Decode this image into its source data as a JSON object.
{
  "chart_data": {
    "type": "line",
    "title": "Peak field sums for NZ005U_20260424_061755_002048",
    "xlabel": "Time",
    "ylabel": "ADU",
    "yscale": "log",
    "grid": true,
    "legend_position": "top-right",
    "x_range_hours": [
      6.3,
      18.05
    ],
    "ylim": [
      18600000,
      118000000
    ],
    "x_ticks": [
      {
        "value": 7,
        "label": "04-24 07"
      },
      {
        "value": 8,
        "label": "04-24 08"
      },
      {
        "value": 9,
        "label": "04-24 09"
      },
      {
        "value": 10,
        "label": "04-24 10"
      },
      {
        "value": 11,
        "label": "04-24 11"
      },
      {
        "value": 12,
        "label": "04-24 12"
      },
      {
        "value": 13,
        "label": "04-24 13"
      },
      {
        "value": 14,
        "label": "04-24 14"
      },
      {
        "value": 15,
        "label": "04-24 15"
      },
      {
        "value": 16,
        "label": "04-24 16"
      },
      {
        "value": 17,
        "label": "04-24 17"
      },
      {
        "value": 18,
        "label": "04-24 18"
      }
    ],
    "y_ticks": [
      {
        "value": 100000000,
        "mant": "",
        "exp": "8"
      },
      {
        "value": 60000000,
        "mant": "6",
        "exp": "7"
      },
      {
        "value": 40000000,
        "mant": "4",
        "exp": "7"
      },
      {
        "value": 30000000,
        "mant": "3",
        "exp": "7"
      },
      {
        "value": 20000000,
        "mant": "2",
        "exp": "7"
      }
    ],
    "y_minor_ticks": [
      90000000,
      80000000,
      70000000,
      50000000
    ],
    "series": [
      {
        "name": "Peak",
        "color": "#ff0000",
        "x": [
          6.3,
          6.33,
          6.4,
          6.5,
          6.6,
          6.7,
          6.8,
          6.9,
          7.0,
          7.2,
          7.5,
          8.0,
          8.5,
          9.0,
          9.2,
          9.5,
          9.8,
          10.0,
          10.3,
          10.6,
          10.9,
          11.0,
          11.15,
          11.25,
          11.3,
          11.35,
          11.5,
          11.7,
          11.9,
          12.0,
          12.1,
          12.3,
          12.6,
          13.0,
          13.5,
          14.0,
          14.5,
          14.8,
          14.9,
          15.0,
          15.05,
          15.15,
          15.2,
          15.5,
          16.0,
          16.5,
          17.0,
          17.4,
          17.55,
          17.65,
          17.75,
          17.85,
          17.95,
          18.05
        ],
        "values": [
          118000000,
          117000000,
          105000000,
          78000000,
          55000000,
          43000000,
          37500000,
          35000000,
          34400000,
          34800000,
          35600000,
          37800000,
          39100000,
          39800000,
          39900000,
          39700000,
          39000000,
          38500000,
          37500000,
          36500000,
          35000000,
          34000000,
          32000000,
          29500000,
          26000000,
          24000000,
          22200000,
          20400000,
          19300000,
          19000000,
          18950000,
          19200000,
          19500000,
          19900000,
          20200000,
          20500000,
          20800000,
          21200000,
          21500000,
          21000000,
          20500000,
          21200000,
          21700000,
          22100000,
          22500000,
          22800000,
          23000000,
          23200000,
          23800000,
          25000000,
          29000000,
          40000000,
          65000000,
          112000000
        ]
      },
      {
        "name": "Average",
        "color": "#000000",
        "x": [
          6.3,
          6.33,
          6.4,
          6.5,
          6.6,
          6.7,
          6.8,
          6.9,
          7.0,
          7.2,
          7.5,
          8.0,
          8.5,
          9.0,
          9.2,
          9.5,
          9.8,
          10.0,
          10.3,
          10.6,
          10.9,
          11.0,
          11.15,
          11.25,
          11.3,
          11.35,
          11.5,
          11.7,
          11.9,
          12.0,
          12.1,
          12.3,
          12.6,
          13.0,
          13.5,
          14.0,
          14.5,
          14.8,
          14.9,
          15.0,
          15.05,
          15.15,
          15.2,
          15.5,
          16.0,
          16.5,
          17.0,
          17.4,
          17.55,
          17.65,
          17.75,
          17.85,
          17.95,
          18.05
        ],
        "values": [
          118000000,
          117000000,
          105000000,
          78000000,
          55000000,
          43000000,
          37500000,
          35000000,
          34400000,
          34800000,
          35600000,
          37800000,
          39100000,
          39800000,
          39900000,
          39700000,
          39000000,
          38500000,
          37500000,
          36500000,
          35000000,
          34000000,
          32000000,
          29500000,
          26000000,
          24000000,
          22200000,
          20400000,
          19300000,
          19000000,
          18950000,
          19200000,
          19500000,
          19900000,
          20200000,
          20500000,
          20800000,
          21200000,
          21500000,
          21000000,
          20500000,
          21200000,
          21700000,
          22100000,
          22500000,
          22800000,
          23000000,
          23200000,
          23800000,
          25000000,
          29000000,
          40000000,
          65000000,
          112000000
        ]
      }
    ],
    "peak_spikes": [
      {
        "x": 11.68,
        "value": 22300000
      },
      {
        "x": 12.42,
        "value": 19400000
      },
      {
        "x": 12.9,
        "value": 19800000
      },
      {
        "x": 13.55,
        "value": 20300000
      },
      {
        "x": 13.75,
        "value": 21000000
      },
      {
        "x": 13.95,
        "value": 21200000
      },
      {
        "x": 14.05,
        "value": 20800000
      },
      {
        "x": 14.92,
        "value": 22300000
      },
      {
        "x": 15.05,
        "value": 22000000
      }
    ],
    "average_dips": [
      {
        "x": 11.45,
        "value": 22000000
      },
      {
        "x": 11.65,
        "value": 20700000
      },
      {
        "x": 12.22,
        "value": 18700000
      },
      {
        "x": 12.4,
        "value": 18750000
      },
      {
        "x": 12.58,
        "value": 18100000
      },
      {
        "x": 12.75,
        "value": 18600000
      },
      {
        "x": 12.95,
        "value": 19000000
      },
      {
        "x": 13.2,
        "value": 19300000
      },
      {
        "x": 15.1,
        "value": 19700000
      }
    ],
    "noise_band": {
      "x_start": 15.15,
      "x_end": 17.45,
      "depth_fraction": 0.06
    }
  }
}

[AIM OF THE TASK] Exactly as shown above, return every record.

[RESULT FOR THIS EXERCISE]
Decode this image into its source data as a JSON object.
{
  "chart_data": {
    "type": "line",
    "title": "Peak field sums for NZ005U_20260424_061755_002048",
    "xlabel": "Time",
    "ylabel": "ADU",
    "yscale": "log",
    "grid": true,
    "legend_position": "top-right",
    "x_range_hours": [
      6.3,
      18.05
    ],
    "ylim": [
      18600000,
      118000000
    ],
    "x_ticks": [
      {
        "value": 7,
        "label": "04-24 07"
      },
      {
        "value": 8,
        "label": "04-24 08"
      },
      {
        "value": 9,
        "label": "04-24 09"
      },
      {
        "value": 10,
        "label": "04-24 10"
      },
      {
        "value": 11,
        "label": "04-24 11"
      },
      {
        "value": 12,
        "label": "04-24 12"
      },
      {
        "value": 13,
        "label": "04-24 13"
      },
      {
        "value": 14,
        "label": "04-24 14"
      },
      {
        "value": 15,
        "label": "04-24 15"
      },
      {
        "value": 16,
        "label": "04-24 16"
      },
      {
        "value": 17,
        "label": "04-24 17"
      },
      {
        "value": 18,
        "label": "04-24 18"
      }
    ],
    "y_ticks": [
      {
        "value": 100000000,
        "mant": "",
        "exp": "8"
      },
      {
        "value": 60000000,
        "mant": "6",
        "exp": "7"
      },
      {
        "value": 40000000,
        "mant": "4",
        "exp": "7"
      },
      {
        "value": 30000000,
        "mant": "3",
        "exp": "7"
      },
      {
        "value": 20000000,
        "mant": "2",
        "exp": "7"
      }
    ],
    "y_minor_ticks": [
      90000000,
      80000000,
      70000000,
      50000000
    ],
    "series": [
      {
        "name": "Peak",
        "color": "#ff0000",
        "x": [
          6.3,
          6.33,
          6.4,
          6.5,
          6.6,
          6.7,
          6.8,
          6.9,
          7.0,
          7.2,
          7.5,
          8.0,
          8.5,
          9.0,
          9.2,
          9.5,
          9.8,
          10.0,
          10.3,
          10.6,
          10.9,
          11.0,
          11.15,
          11.25,
          11.3,
          11.35,
          11.5,
          11.7,
          11.9,
          12.0,
          12.1,
          12.3,
          12.6,
          13.0,
          13.5,
          14.0,
          14.5,
          14.8,
          14.9,
          15.0,
          15.05,
          15.15,
          15.2,
          15.5,
          16.0,
          16.5,
          17.0,
          17.4,
          17.55,
          17.65,
          17.75,
          17.85,
          17.95,
          18.05
        ],
        "values": [
          118000000,
          117000000,
          105000000,
          78000000,
          55000000,
          43000000,
          37500000,
          35000000,
          34400000,
          34800000,
          35600000,
          37800000,
          39100000,
          39800000,
          39900000,
          39700000,
          39000000,
          38500000,
          37500000,
          36500000,
          35000000,
          34000000,
          32000000,
          29500000,
          26000000,
          24000000,
          22200000,
          20400000,
          19300000,
          19000000,
          18950000,
          19200000,
          19500000,
          19900000,
          20200000,
          20500000,
          20800000,
          21200000,
          21500000,
          21000000,
          20500000,
          21200000,
          21700000,
          22100000,
          22500000,
          22800000,
          23000000,
          23200000,
          23800000,
          25000000,
          29000000,
          40000000,
          65000000,
          112000000
        ]
      },
      {
        "name": "Average",
        "color": "#000000",
        "x": [
          6.3,
          6.33,
          6.4,
          6.5,
          6.6,
          6.7,
          6.8,
          6.9,
          7.0,
          7.2,
          7.5,
          8.0,
          8.5,
          9.0,
          9.2,
          9.5,
          9.8,
          10.0,
          10.3,
          10.6,
          10.9,
          11.0,
          11.15,
          11.25,
          11.3,
          11.35,
          11.5,
          11.7,
          11.9,
          12.0,
          12.1,
          12.3,
          12.6,
          13.0,
          13.5,
          14.0,
          14.5,
          14.8,
          14.9,
          15.0,
          15.05,
          15.15,
          15.2,
          15.5,
          16.0,
          16.5,
          17.0,
          17.4,
          17.55,
          17.65,
          17.75,
          17.85,
          17.95,
          18.05
        ],
        "values": [
          118000000,
          117000000,
          105000000,
          78000000,
          55000000,
          43000000,
          37500000,
          35000000,
          34400000,
          34800000,
          35600000,
          37800000,
          39100000,
          39800000,
          39900000,
          39700000,
          39000000,
          38500000,
          37500000,
          36500000,
          35000000,
          34000000,
          32000000,
          29500000,
          26000000,
          24000000,
          22200000,
          20400000,
          19300000,
          19000000,
          18950000,
          19200000,
          19500000,
          19900000,
          20200000,
          20500000,
          20800000,
          21200000,
          21500000,
          21000000,
          20500000,
          21200000,
          21700000,
          22100000,
          22500000,
          22800000,
          23000000,
          23200000,
          23800000,
          25000000,
          29000000,
          40000000,
          65000000,
          112000000
        ]
      }
    ],
    "peak_spikes": [
      {
        "x": 11.68,
        "value": 22300000
      },
      {
        "x": 12.42,
        "value": 19400000
      },
      {
        "x": 12.9,
        "value": 19800000
      },
      {
        "x": 13.55,
        "value": 20300000
      },
      {
        "x": 13.75,
        "value": 21000000
      },
      {
        "x": 13.95,
        "value": 21200000
      },
      {
        "x": 14.05,
        "value": 20800000
      },
      {
        "x": 14.92,
        "value": 22300000
      },
      {
        "x": 15.05,
        "value": 22000000
      }
    ],
    "average_dips": [
      {
        "x": 11.45,
        "value": 22000000
      },
      {
        "x": 11.65,
        "value": 20700000
      },
      {
        "x": 12.22,
        "value": 18700000
      },
      {
        "x": 12.4,
        "value": 18750000
      },
      {
        "x": 12.58,
        "value": 18100000
      },
      {
        "x": 12.75,
        "value": 18600000
      },
      {
        "x": 12.95,
        "value": 19000000
      },
      {
        "x": 13.2,
        "value": 19300000
      },
      {
        "x": 15.1,
        "value": 19700000
      }
    ],
    "noise_band": {
      "x_start": 15.15,
      "x_end": 17.45,
      "depth_fraction": 0.06
    }
  }
}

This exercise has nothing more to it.